- **INSTRUCTIONS FOR THE TASK**: Output the material below in its entirety, exactly as given.

(Items from a data source)
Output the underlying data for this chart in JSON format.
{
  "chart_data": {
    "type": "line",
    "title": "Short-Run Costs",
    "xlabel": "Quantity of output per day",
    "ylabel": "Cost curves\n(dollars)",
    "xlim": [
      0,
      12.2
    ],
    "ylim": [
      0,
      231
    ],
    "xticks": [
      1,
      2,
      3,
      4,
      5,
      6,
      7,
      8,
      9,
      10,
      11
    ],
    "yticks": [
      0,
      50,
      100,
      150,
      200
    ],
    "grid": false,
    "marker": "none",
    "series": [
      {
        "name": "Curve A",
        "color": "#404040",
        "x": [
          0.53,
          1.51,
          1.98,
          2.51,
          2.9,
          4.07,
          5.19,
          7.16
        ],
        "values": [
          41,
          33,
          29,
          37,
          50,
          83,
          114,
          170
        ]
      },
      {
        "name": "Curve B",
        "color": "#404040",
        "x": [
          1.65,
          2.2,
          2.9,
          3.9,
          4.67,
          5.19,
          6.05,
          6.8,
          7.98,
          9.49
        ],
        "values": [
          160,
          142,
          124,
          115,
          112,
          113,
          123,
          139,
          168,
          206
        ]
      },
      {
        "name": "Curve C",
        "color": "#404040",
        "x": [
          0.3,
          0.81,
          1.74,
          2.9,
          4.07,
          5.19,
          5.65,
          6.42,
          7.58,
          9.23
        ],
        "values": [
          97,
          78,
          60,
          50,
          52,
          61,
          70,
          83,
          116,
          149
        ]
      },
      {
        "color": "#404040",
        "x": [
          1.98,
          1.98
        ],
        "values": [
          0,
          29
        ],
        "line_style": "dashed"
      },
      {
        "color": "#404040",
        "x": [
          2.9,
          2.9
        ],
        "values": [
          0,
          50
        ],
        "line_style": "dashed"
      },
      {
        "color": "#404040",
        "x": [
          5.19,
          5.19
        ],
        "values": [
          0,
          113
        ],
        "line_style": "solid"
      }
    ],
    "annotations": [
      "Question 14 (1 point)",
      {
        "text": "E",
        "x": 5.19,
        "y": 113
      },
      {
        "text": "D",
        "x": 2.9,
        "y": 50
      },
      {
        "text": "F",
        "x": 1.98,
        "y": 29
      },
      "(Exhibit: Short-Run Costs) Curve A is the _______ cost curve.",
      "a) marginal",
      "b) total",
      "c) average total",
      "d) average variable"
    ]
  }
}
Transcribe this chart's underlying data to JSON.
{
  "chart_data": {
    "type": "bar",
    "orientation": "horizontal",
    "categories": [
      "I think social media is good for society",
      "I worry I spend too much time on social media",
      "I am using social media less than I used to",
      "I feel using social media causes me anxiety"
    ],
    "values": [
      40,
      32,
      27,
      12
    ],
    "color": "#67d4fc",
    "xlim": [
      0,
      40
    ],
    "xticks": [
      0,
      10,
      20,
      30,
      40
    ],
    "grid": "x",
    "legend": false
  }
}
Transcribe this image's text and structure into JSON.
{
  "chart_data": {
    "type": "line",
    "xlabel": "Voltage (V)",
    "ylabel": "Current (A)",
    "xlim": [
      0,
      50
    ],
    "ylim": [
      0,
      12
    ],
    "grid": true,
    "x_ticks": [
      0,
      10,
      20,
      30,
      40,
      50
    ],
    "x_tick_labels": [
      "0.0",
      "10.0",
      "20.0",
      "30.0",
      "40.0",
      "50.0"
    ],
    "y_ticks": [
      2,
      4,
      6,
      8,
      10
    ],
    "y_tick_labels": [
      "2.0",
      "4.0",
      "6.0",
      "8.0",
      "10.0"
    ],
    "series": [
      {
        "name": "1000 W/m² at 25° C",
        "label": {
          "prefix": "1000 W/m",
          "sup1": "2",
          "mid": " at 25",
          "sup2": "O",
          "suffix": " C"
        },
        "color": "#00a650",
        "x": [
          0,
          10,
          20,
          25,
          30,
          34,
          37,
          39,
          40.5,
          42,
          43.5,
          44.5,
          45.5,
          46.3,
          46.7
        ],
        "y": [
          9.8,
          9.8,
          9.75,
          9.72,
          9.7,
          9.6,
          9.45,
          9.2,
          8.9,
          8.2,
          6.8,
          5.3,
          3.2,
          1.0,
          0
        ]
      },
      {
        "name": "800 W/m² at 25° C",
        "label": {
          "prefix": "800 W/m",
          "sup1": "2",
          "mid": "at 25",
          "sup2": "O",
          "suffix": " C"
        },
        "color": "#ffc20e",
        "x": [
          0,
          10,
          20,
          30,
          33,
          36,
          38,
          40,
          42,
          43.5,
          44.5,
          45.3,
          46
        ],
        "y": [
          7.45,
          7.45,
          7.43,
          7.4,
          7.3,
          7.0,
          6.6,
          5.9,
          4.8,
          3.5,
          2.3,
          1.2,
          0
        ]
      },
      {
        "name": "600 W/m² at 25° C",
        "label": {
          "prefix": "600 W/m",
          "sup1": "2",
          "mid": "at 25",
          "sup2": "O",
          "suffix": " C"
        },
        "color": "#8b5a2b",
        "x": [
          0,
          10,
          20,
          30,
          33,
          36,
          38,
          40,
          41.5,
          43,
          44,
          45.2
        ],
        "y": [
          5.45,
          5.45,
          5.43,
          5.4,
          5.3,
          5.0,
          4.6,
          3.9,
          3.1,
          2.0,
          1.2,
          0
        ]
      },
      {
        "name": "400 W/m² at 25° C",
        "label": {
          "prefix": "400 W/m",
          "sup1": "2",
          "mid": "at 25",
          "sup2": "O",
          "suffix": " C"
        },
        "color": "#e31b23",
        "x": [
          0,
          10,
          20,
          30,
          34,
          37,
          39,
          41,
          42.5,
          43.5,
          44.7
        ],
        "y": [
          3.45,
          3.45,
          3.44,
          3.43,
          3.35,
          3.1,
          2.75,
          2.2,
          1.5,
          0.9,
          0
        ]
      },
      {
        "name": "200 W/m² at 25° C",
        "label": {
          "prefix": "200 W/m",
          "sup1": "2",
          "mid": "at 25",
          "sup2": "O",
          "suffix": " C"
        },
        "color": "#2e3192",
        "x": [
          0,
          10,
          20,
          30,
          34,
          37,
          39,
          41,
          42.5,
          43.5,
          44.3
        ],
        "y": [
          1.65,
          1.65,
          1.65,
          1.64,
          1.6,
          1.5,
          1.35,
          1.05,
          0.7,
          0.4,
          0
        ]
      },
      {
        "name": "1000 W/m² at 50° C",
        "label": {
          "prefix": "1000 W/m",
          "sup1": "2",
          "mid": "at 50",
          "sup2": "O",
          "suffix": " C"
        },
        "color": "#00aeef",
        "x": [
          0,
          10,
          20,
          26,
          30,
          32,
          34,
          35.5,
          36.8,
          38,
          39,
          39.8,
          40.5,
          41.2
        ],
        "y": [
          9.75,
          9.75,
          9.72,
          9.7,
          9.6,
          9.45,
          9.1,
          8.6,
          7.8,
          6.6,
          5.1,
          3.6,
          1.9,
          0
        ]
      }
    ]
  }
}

- **EXPECTED ANSWER**:
Output the underlying data for this chart in JSON format.
{
  "chart_data": {
    "type": "line",
    "title": "Short-Run Costs",
    "xlabel": "Quantity of output per day",
    "ylabel": "Cost curves\n(dollars)",
    "xlim": [
      0,
      12.2
    ],
    "ylim": [
      0,
      231
    ],
    "xticks": [
      1,
      2,
      3,
      4,
      5,
      6,
      7,
      8,
      9,
      10,
      11
    ],
    "yticks": [
      0,
      50,
      100,
      150,
      200
    ],
    "grid": false,
    "marker": "none",
    "series": [
      {
        "name": "Curve A",
        "color": "#404040",
        "x": [
          0.53,
          1.51,
          1.98,
          2.51,
          2.9,
          4.07,
          5.19,
          7.16
        ],
        "values": [
          41,
          33,
          29,
          37,
          50,
          83,
          114,
          170
        ]
      },
      {
        "name": "Curve B",
        "color": "#404040",
        "x": [
          1.65,
          2.2,
          2.9,
          3.9,
          4.67,
          5.19,
          6.05,
          6.8,
          7.98,
          9.49
        ],
        "values": [
          160,
          142,
          124,
          115,
          112,
          113,
          123,
          139,
          168,
          206
        ]
      },
      {
        "name": "Curve C",
        "color": "#404040",
        "x": [
          0.3,
          0.81,
          1.74,
          2.9,
          4.07,
          5.19,
          5.65,
          6.42,
          7.58,
          9.23
        ],
        "values": [
          97,
          78,
          60,
          50,
          52,
          61,
          70,
          83,
          116,
          149
        ]
      },
      {
        "color": "#404040",
        "x": [
          1.98,
          1.98
        ],
        "values": [
          0,
          29
        ],
        "line_style": "dashed"
      },
      {
        "color": "#404040",
        "x": [
          2.9,
          2.9
        ],
        "values": [
          0,
          50
        ],
        "line_style": "dashed"
      },
      {
        "color": "#404040",
        "x": [
          5.19,
          5.19
        ],
        "values": [
          0,
          113
        ],
        "line_style": "solid"
      }
    ],
    "annotations": [
      "Question 14 (1 point)",
      {
        "text": "E",
        "x": 5.19,
        "y": 113
      },
      {
        "text": "D",
        "x": 2.9,
        "y": 50
      },
      {
        "text": "F",
        "x": 1.98,
        "y": 29
      },
      "(Exhibit: Short-Run Costs) Curve A is the _______ cost curve.",
      "a) marginal",
      "b) total",
      "c) average total",
      "d) average variable"
    ]
  }
}
Transcribe this chart's underlying data to JSON.
{
  "chart_data": {
    "type": "bar",
    "orientation": "horizontal",
    "categories": [
      "I think social media is good for society",
      "I worry I spend too much time on social media",
      "I am using social media less than I used to",
      "I feel using social media causes me anxiety"
    ],
    "values": [
      40,
      32,
      27,
      12
    ],
    "color": "#67d4fc",
    "xlim": [
      0,
      40
    ],
    "xticks": [
      0,
      10,
      20,
      30,
      40
    ],
    "grid": "x",
    "legend": false
  }
}
Transcribe this image's text and structure into JSON.
{
  "chart_data": {
    "type": "line",
    "xlabel": "Voltage (V)",
    "ylabel": "Current (A)",
    "xlim": [
      0,
      50
    ],
    "ylim": [
      0,
      12
    ],
    "grid": true,
    "x_ticks": [
      0,
      10,
      20,
      30,
      40,
      50
    ],
    "x_tick_labels": [
      "0.0",
      "10.0",
      "20.0",
      "30.0",
      "40.0",
      "50.0"
    ],
    "y_ticks": [
      2,
      4,
      6,
      8,
      10
    ],
    "y_tick_labels": [
      "2.0",
      "4.0",
      "6.0",
      "8.0",
      "10.0"
    ],
    "series": [
      {
        "name": "1000 W/m² at 25° C",
        "label": {
          "prefix": "1000 W/m",
          "sup1": "2",
          "mid": " at 25",
          "sup2": "O",
          "suffix": " C"
        },
        "color": "#00a650",
        "x": [
          0,
          10,
          20,
          25,
          30,
          34,
          37,
          39,
          40.5,
          42,
          43.5,
          44.5,
          45.5,
          46.3,
          46.7
        ],
        "y": [
          9.8,
          9.8,
          9.75,
          9.72,
          9.7,
          9.6,
          9.45,
          9.2,
          8.9,
          8.2,
          6.8,
          5.3,
          3.2,
          1.0,
          0
        ]
      },
      {
        "name": "800 W/m² at 25° C",
        "label": {
          "prefix": "800 W/m",
          "sup1": "2",
          "mid": "at 25",
          "sup2": "O",
          "suffix": " C"
        },
        "color": "#ffc20e",
        "x": [
          0,
          10,
          20,
          30,
          33,
          36,
          38,
          40,
          42,
          43.5,
          44.5,
          45.3,
          46
        ],
        "y": [
          7.45,
          7.45,
          7.43,
          7.4,
          7.3,
          7.0,
          6.6,
          5.9,
          4.8,
          3.5,
          2.3,
          1.2,
          0
        ]
      },
      {
        "name": "600 W/m² at 25° C",
        "label": {
          "prefix": "600 W/m",
          "sup1": "2",
          "mid": "at 25",
          "sup2": "O",
          "suffix": " C"
        },
        "color": "#8b5a2b",
        "x": [
          0,
          10,
          20,
          30,
          33,
          36,
          38,
          40,
          41.5,
          43,
          44,
          45.2
        ],
        "y": [
          5.45,
          5.45,
          5.43,
          5.4,
          5.3,
          5.0,
          4.6,
          3.9,
          3.1,
          2.0,
          1.2,
          0
        ]
      },
      {
        "name": "400 W/m² at 25° C",
        "label": {
          "prefix": "400 W/m",
          "sup1": "2",
          "mid": "at 25",
          "sup2": "O",
          "suffix": " C"
        },
        "color": "#e31b23",
        "x": [
          0,
          10,
          20,
          30,
          34,
          37,
          39,
          41,
          42.5,
          43.5,
          44.7
        ],
        "y": [
          3.45,
          3.45,
          3.44,
          3.43,
          3.35,
          3.1,
          2.75,
          2.2,
          1.5,
          0.9,
          0
        ]
      },
      {
        "name": "200 W/m² at 25° C",
        "label": {
          "prefix": "200 W/m",
          "sup1": "2",
          "mid": "at 25",
          "sup2": "O",
          "suffix": " C"
        },
        "color": "#2e3192",
        "x": [
          0,
          10,
          20,
          30,
          34,
          37,
          39,
          41,
          42.5,
          43.5,
          44.3
        ],
        "y": [
          1.65,
          1.65,
          1.65,
          1.64,
          1.6,
          1.5,
          1.35,
          1.05,
          0.7,
          0.4,
          0
        ]
      },
      {
        "name": "1000 W/m² at 50° C",
        "label": {
          "prefix": "1000 W/m",
          "sup1": "2",
          "mid": "at 50",
          "sup2": "O",
          "suffix": " C"
        },
        "color": "#00aeef",
        "x": [
          0,
          10,
          20,
          26,
          30,
          32,
          34,
          35.5,
          36.8,
          38,
          39,
          39.8,
          40.5,
          41.2
        ],
        "y": [
          9.75,
          9.75,
          9.72,
          9.7,
          9.6,
          9.45,
          9.1,
          8.6,
          7.8,
          6.6,
          5.1,
          3.6,
          1.9,
          0
        ]
      }
    ]
  }
}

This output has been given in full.